TASK DETAILS:
Filter the entries that follow, copying every line in which the word "описано" appears.

###

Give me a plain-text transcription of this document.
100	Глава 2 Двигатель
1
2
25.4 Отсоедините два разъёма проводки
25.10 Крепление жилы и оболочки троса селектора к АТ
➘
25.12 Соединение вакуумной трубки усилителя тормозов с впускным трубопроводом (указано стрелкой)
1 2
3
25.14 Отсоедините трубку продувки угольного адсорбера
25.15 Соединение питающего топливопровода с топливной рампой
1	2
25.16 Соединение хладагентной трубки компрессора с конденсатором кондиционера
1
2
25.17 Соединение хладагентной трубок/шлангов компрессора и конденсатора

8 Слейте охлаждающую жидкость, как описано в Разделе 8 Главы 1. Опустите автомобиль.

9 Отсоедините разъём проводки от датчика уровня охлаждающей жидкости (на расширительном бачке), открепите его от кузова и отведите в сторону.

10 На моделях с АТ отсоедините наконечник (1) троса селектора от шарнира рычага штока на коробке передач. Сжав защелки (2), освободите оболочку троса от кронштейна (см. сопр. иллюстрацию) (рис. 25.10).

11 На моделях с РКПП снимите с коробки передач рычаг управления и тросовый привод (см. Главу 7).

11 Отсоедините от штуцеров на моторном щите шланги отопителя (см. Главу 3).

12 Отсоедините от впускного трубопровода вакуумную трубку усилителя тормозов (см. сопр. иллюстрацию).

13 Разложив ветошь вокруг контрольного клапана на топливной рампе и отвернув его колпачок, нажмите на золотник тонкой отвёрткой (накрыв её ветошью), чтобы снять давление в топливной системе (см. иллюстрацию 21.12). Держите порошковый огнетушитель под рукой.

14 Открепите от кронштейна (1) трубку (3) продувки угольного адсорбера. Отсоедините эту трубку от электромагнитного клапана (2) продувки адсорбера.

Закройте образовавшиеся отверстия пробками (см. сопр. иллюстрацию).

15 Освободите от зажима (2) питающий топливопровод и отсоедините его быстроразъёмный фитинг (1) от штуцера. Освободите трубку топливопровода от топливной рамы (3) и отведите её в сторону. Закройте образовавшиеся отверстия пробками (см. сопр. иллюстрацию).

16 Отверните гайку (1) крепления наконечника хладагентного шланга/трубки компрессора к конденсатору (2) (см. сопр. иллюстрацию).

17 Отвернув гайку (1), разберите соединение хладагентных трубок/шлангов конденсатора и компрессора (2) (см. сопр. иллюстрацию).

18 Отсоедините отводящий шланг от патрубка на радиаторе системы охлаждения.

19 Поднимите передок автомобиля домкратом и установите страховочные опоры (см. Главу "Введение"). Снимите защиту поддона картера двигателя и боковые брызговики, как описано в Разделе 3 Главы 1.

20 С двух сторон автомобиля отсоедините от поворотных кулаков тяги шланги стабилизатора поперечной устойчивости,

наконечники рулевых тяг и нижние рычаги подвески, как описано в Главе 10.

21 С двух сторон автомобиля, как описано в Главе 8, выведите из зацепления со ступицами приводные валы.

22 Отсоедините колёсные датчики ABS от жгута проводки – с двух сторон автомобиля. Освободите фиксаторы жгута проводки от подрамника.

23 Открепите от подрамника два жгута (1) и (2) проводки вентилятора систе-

###

FULL ANSWER:
8 Слейте охлаждающую жидкость, как описано в Разделе 8 Главы 1. Опустите автомобиль.
19 Поднимите передок автомобиля домкратом и установите страховочные опоры (см. Главу "Введение"). Снимите защиту поддона картера двигателя и боковые брызговики, как описано в Разделе 3 Главы 1.
наконечники рулевых тяг и нижние рычаги подвески, как описано в Главе 10.
21 С двух сторон автомобиля, как описано в Главе 8, выведите из зацепления со ступицами приводные валы.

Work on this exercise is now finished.